Supplied text
::::::::
Studio album by Sean Watkins
- Released: November 17, 2005
- Genre: Indie folk acoustic
- Length: 47:22
- Label: Sugar Hill
- Producer: Sean Watkins

Sean Watkins chronology
| 26 Miles (2004) | Blinders On (2005) |  |

= Blinders On =

Blinders On is a 2005 solo album by Sean Watkins. It was released for digital download on November 17, 2005. It was physically released in the United States on March 14, 2006, and released in the United Kingdom on March 20, 2006. Blinders On is Watkins' third solo album, and his first in three years. The album is not considered bluegrass at all, one critic saying that Blinders On is "pure California road pop".

Professional ratings
Review scores
| Source | Rating |
| Allmusic | link |
| Pop Matters | link |
| Prefix Magazine | link |
| The Washington Post | link |

==Track listing==
1. Summer's Coming - 3:32
2. Starve Them To Death - 2:47
3. I'm Sorry (Watkins, Wilson) - 4:01
4. Happy New Year - 4:08
5. Hello...Goodbye - 1:11
6. Run Away Girl (Watkins, Wilson) - 3:49
7. I Say Nothing - 4:00
8. Coffee - 3:03
9. The Sound Of My Crush - :50
10. No Lighted Windows - 2:19
11. Cammac - :20
12. Roses Never Red - 2:51
13. They Sail Away (Frizell, Watkins) - 3:06
14. Not That Bad/Blinders On - 4:14
15. Whipping Boy/Cherokee Shuffle (Hidden Track) - 7:11 (Whipping Boy ends at 2:32 and the hidden track begins at 3:05)

All songs by Sean Watkins, except where noted.

==Personnel==

===Musical===
- Sean Watkins - Lead Vocals, Guitars, Organ, Synthesizer, Bass, Mandolin, Piano, Keyboards, Sampling, Harmony Vocals, Drum Machine, Art Direction, Mixing, Drum Loop
- Sara Watkins - Violin, Harmony Vocals
- Gabe Witcher - Fiddle
- Benmont Tench - Piano, Toy Xylophone, Wurlitzer, Harmonium, Hammond organ
- Glenn Kotche - Drums, Vibes
- Jon Foreman - Harmony Vocals
- Rushad Eggleston - Cello
- Peter Sprague - Engineer, Mixing
- Byron House - Bass (Pizzicato)
- Jon Brion - Piano
- Mark Schatz - Bass
- Judith Ablon - Viola
- Zeneba Bowers - Violin
- Matthew Walker - Cello
- Duncan Moore - Drums

===Technical===
- Loren Witcher - Cover Art, Illustrations
- Ricky Chao - Assistant Engineer
- Autumn de Wilde - Photography
- Wendy Stamberger - Art Direction, Design
- Scott Fritz - Engineer, Mixing
- Ray Kennedy - Mastering
- Glenn Pittman - Assistant Engineer
- Vanessa Price - Grooming

==Public reception==
The album was well received by fans, although Blinders On did not chart on any of the Billboard listings. It was released by compact disc and also via digital download on Watkins's website (where it remains available for digital download).
::::::::
Material shown

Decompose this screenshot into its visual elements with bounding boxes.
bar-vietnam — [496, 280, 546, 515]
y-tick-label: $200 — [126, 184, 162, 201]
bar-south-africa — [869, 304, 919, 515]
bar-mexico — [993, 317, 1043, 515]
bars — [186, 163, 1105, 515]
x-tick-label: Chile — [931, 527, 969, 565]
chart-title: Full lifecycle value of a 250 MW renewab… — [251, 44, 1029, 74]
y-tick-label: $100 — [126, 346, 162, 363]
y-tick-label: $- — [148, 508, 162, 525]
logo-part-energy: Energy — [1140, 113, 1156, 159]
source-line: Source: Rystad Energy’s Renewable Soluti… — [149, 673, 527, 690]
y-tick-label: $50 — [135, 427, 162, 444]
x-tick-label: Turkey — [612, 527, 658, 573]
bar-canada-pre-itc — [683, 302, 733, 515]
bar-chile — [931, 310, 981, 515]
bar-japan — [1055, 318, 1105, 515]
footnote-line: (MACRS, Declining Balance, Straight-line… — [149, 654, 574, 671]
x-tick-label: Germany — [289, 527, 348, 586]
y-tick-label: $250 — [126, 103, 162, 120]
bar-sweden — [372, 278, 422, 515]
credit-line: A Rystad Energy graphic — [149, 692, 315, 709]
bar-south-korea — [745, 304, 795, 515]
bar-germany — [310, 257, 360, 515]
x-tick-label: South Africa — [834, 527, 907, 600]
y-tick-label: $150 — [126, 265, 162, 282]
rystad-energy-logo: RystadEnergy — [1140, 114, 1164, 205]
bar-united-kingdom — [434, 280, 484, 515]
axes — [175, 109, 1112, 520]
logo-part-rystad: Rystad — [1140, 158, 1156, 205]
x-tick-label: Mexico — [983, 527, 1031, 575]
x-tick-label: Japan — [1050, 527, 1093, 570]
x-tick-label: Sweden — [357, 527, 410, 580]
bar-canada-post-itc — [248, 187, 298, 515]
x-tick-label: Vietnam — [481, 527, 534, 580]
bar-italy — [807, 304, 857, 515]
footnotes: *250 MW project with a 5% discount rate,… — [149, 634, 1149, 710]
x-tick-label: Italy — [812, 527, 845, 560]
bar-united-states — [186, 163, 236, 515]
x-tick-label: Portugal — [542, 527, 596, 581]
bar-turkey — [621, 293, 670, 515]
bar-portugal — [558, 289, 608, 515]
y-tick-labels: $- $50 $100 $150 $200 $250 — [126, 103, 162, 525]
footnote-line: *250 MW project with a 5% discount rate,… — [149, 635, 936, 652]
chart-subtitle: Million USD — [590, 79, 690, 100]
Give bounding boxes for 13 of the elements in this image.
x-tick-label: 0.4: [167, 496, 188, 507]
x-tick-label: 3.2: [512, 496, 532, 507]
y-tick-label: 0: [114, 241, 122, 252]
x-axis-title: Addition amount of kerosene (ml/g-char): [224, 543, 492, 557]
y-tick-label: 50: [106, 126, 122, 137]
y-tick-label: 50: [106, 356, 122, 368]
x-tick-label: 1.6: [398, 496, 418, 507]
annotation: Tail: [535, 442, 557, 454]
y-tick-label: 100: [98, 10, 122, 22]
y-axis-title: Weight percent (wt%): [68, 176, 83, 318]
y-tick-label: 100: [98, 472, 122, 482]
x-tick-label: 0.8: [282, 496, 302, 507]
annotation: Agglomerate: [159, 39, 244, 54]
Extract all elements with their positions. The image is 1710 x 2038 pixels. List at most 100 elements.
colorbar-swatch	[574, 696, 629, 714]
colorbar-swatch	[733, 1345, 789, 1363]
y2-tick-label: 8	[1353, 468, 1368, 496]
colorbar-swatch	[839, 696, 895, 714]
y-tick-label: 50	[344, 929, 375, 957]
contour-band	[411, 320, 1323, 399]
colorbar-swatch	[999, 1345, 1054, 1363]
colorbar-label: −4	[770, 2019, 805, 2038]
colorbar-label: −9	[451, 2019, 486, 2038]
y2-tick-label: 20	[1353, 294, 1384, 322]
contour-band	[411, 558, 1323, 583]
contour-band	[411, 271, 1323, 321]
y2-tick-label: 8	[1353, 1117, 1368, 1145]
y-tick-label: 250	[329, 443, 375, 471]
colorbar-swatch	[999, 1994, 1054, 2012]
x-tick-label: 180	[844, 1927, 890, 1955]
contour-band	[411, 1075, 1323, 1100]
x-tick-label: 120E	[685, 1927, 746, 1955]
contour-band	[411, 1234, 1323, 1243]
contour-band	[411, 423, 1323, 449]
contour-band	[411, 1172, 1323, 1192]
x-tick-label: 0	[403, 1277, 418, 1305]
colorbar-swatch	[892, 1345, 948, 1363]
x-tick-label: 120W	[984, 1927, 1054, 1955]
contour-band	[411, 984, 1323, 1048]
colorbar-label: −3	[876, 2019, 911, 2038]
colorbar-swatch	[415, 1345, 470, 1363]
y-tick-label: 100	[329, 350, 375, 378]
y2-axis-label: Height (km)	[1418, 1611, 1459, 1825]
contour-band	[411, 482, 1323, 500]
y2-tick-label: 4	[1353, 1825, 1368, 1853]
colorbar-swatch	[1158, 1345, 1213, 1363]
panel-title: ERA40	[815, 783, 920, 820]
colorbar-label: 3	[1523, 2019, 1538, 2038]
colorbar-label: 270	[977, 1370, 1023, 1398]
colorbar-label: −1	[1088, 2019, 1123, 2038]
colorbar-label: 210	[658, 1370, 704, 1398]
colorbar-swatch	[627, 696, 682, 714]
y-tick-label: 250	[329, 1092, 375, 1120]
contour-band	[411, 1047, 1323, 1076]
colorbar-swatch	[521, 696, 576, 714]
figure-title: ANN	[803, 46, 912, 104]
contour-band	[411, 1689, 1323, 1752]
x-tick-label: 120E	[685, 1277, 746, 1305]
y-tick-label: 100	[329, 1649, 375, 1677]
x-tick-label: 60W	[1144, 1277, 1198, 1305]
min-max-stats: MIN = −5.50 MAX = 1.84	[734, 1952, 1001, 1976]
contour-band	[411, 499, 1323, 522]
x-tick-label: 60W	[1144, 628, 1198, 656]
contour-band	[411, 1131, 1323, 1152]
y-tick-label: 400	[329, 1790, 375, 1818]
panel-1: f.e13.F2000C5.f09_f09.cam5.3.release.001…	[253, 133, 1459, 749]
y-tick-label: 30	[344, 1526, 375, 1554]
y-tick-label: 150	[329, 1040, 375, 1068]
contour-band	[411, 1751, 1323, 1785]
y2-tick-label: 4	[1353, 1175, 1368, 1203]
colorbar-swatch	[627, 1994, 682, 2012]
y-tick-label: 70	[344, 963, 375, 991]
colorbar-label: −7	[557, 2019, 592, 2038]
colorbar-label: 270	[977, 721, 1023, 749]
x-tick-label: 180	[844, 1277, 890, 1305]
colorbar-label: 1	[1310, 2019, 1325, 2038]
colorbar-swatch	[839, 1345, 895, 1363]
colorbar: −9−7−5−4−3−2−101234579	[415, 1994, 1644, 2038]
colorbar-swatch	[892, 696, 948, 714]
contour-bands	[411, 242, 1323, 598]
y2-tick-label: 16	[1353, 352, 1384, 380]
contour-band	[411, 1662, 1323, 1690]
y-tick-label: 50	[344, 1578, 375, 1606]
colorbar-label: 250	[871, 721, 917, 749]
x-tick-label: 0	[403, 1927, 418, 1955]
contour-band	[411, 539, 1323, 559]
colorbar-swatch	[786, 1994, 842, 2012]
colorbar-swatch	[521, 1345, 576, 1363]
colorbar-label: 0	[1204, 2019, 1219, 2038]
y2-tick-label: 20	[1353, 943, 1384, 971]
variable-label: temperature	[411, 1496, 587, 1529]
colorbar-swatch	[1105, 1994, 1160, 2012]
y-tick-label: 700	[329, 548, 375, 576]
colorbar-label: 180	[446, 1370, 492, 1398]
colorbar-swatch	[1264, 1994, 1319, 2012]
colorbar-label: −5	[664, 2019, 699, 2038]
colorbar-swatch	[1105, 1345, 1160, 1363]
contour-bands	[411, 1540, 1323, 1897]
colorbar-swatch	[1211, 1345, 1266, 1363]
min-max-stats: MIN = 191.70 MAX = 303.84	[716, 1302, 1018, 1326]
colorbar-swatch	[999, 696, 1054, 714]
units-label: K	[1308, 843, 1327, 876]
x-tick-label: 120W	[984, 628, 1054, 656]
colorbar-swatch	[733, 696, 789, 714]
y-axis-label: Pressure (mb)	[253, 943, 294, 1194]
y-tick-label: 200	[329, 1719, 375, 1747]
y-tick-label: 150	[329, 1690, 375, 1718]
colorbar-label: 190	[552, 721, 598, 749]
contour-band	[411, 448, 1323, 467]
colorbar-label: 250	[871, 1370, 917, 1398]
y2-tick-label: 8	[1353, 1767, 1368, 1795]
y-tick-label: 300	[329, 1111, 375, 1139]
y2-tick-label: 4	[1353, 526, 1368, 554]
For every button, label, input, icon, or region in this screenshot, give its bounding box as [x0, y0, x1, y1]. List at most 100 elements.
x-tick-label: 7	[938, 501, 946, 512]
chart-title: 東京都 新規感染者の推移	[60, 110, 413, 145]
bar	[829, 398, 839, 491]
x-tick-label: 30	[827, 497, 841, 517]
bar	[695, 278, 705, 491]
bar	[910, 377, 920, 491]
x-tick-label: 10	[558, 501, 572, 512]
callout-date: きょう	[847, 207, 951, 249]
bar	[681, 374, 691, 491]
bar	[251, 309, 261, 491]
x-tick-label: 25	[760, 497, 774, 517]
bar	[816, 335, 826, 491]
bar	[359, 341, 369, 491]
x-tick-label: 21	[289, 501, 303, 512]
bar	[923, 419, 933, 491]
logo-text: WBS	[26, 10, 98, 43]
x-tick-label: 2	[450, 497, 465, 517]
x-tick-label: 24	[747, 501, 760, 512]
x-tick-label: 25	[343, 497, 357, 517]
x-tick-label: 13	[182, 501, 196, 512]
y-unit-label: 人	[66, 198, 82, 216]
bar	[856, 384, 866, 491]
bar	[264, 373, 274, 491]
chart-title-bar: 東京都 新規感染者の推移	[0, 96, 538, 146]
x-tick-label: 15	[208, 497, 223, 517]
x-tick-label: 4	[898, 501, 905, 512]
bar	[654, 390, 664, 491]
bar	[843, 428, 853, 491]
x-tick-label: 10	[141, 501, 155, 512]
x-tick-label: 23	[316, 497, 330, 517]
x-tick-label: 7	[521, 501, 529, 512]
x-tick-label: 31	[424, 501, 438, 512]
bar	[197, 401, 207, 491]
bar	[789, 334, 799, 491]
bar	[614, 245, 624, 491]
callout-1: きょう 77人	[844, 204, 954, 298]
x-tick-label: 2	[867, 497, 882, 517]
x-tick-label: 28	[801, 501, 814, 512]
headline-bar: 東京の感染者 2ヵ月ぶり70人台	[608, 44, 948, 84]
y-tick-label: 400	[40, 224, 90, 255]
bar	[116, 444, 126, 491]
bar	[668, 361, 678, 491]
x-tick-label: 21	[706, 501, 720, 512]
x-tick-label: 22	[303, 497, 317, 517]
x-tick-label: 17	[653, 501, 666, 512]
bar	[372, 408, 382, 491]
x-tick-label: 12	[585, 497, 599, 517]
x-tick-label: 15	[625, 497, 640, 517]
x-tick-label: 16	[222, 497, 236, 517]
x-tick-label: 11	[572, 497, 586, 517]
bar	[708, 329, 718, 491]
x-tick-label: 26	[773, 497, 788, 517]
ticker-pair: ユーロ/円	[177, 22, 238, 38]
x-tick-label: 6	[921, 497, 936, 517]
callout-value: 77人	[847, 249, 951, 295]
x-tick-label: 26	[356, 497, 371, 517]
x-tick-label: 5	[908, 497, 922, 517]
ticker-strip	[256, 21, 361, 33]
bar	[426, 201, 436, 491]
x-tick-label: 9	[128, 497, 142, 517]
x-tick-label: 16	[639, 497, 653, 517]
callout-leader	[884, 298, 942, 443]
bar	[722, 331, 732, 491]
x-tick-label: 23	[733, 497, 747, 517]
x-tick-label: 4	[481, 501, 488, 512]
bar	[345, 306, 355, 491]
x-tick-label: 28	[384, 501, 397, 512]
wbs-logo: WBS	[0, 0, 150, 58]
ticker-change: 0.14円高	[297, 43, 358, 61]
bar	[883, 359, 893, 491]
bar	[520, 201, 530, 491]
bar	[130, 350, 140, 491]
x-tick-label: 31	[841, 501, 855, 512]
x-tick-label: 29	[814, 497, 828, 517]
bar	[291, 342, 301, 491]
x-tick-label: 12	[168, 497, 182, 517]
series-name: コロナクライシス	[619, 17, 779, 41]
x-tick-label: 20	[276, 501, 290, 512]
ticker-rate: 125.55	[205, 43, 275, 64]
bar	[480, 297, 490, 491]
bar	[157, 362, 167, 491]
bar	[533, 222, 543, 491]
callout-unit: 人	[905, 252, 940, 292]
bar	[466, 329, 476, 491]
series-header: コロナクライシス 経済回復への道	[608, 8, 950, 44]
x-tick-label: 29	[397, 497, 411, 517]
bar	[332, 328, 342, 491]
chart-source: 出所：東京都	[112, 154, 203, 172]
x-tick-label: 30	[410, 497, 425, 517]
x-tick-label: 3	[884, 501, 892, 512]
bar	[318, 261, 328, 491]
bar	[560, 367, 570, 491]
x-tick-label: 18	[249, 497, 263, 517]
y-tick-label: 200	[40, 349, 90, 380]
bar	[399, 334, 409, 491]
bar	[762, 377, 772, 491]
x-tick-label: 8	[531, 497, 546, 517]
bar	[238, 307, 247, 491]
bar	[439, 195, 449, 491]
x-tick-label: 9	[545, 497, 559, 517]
::::::::
Questions on the material
1. Duplicate the passage of the Blinders On article from "All songs by" up to and including "- Bass (Pizzicato)".
2. Answer these questions using the Blinders On article:
(a) On what date was the album physically released in the United Kingdom?
(b) Who is credited with mastering?
(c) How long is the track "Happy New Year"?

Solutions by task
1.
All songs by Sean Watkins, except where noted.

==Personnel==

===Musical===
- Sean Watkins - Lead Vocals, Guitars, Organ, Synthesizer, Bass, Mandolin, Piano, Keyboards, Sampling, Harmony Vocals, Drum Machine, Art Direction, Mixing, Drum Loop
- Sara Watkins - Violin, Harmony Vocals
- Gabe Witcher - Fiddle
- Benmont Tench - Piano, Toy Xylophone, Wurlitzer, Harmonium, Hammond organ
- Glenn Kotche - Drums, Vibes
- Jon Foreman - Harmony Vocals
- Rushad Eggleston - Cello
- Peter Sprague - Engineer, Mixing
- Byron House - Bass (Pizzicato)

2.
(a) March 20, 2006
(b) Ray Kennedy
(c) 4:08